>> Begin

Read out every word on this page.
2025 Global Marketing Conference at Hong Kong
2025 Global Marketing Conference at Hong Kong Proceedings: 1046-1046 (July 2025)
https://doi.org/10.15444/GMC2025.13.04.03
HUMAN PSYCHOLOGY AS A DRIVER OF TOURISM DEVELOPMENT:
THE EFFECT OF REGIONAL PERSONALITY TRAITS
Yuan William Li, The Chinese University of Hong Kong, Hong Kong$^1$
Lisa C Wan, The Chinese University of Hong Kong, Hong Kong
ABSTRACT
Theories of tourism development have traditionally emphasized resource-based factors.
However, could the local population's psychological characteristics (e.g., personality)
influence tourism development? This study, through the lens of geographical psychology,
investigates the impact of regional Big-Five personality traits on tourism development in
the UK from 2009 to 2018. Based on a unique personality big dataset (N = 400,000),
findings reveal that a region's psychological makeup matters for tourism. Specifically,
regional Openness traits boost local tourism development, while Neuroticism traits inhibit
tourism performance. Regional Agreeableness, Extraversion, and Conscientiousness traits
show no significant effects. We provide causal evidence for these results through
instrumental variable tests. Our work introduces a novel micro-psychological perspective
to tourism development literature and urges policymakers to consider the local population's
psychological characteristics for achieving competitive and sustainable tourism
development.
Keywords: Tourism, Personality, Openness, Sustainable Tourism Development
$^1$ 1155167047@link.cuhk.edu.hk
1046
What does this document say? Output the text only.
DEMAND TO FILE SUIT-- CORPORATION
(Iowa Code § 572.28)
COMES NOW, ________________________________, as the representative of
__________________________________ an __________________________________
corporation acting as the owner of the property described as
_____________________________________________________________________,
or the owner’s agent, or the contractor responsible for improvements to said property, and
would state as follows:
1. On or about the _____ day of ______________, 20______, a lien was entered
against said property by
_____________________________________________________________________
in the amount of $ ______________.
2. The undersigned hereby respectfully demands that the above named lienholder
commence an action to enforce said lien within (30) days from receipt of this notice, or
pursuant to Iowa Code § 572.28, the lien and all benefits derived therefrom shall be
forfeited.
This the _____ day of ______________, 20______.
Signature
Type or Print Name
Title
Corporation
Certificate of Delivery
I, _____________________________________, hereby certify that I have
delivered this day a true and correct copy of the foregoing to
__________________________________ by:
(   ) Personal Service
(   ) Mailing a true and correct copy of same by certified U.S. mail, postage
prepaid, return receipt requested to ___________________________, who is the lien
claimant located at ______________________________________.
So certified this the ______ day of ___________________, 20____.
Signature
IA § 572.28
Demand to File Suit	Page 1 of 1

>> End

CHALLENGE: Write out every line exactly as it stands.

TASK SOLUTION:
Read out every word on this page.
2025 Global Marketing Conference at Hong Kong
2025 Global Marketing Conference at Hong Kong Proceedings: 1046-1046 (July 2025)
https://doi.org/10.15444/GMC2025.13.04.03
HUMAN PSYCHOLOGY AS A DRIVER OF TOURISM DEVELOPMENT:
THE EFFECT OF REGIONAL PERSONALITY TRAITS
Yuan William Li, The Chinese University of Hong Kong, Hong Kong$^1$
Lisa C Wan, The Chinese University of Hong Kong, Hong Kong
ABSTRACT
Theories of tourism development have traditionally emphasized resource-based factors.
However, could the local population's psychological characteristics (e.g., personality)
influence tourism development? This study, through the lens of geographical psychology,
investigates the impact of regional Big-Five personality traits on tourism development in
the UK from 2009 to 2018. Based on a unique personality big dataset (N = 400,000),
findings reveal that a region's psychological makeup matters for tourism. Specifically,
regional Openness traits boost local tourism development, while Neuroticism traits inhibit
tourism performance. Regional Agreeableness, Extraversion, and Conscientiousness traits
show no significant effects. We provide causal evidence for these results through
instrumental variable tests. Our work introduces a novel micro-psychological perspective
to tourism development literature and urges policymakers to consider the local population's
psychological characteristics for achieving competitive and sustainable tourism
development.
Keywords: Tourism, Personality, Openness, Sustainable Tourism Development
$^1$ 1155167047@link.cuhk.edu.hk
1046
What does this document say? Output the text only.
DEMAND TO FILE SUIT-- CORPORATION
(Iowa Code § 572.28)
COMES NOW, ________________________________, as the representative of
__________________________________ an __________________________________
corporation acting as the owner of the property described as
_____________________________________________________________________,
or the owner’s agent, or the contractor responsible for improvements to said property, and
would state as follows:
1. On or about the _____ day of ______________, 20______, a lien was entered
against said property by
_____________________________________________________________________
in the amount of $ ______________.
2. The undersigned hereby respectfully demands that the above named lienholder
commence an action to enforce said lien within (30) days from receipt of this notice, or
pursuant to Iowa Code § 572.28, the lien and all benefits derived therefrom shall be
forfeited.
This the _____ day of ______________, 20______.
Signature
Type or Print Name
Title
Corporation
Certificate of Delivery
I, _____________________________________, hereby certify that I have
delivered this day a true and correct copy of the foregoing to
__________________________________ by:
(   ) Personal Service
(   ) Mailing a true and correct copy of same by certified U.S. mail, postage
prepaid, return receipt requested to ___________________________, who is the lien
claimant located at ______________________________________.
So certified this the ______ day of ___________________, 20____.
Signature
IA § 572.28
Demand to File Suit	Page 1 of 1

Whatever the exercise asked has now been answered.